— START Material for this task —
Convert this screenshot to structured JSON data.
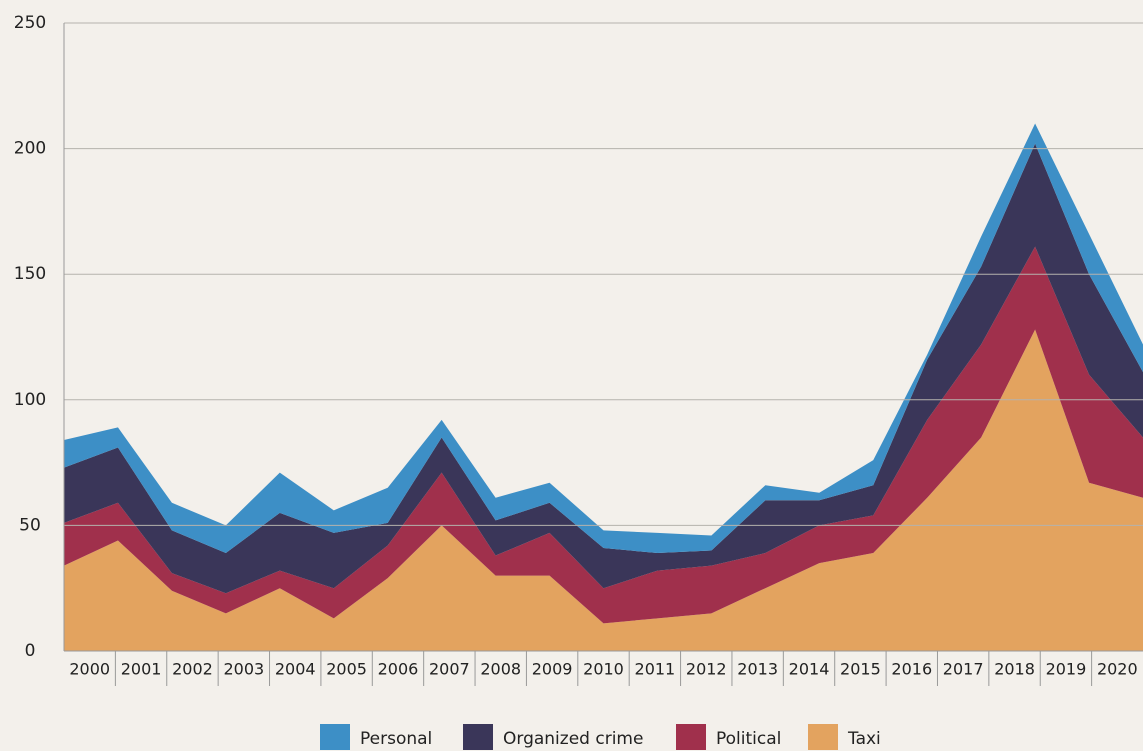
{
  "chart_data": {
    "type": "stacked_area",
    "categories": [
      "2000",
      "2001",
      "2002",
      "2003",
      "2004",
      "2005",
      "2006",
      "2007",
      "2008",
      "2009",
      "2010",
      "2011",
      "2012",
      "2013",
      "2014",
      "2015",
      "2016",
      "2017",
      "2018",
      "2019",
      "2020"
    ],
    "series": [
      {
        "name": "Personal",
        "color": "#3d8fc6",
        "values": [
          11,
          8,
          11,
          11,
          16,
          9,
          14,
          7,
          9,
          8,
          7,
          8,
          6,
          6,
          3,
          10,
          2,
          12,
          8,
          16,
          11
        ]
      },
      {
        "name": "Organized crime",
        "color": "#3a3659",
        "values": [
          22,
          22,
          17,
          16,
          23,
          22,
          9,
          14,
          14,
          12,
          16,
          7,
          6,
          21,
          10,
          12,
          24,
          31,
          41,
          40,
          26
        ]
      },
      {
        "name": "Political",
        "color": "#a0304c",
        "values": [
          17,
          15,
          7,
          8,
          7,
          12,
          13,
          21,
          8,
          17,
          14,
          19,
          19,
          14,
          15,
          15,
          31,
          37,
          33,
          43,
          24
        ]
      },
      {
        "name": "Taxi",
        "color": "#e3a35f",
        "values": [
          34,
          44,
          24,
          15,
          25,
          13,
          29,
          50,
          30,
          30,
          11,
          13,
          15,
          25,
          35,
          39,
          61,
          85,
          128,
          67,
          61
        ]
      }
    ],
    "ylim": [
      0,
      250
    ],
    "yticks": [
      0,
      50,
      100,
      150,
      200,
      250
    ],
    "grid": true
  }
}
— END Material for this task —
Request
Collect the lines of the data that carry the word "name".

Exercise response
        "name": "Personal",
        "name": "Organized crime",
        "name": "Political",
        "name": "Taxi",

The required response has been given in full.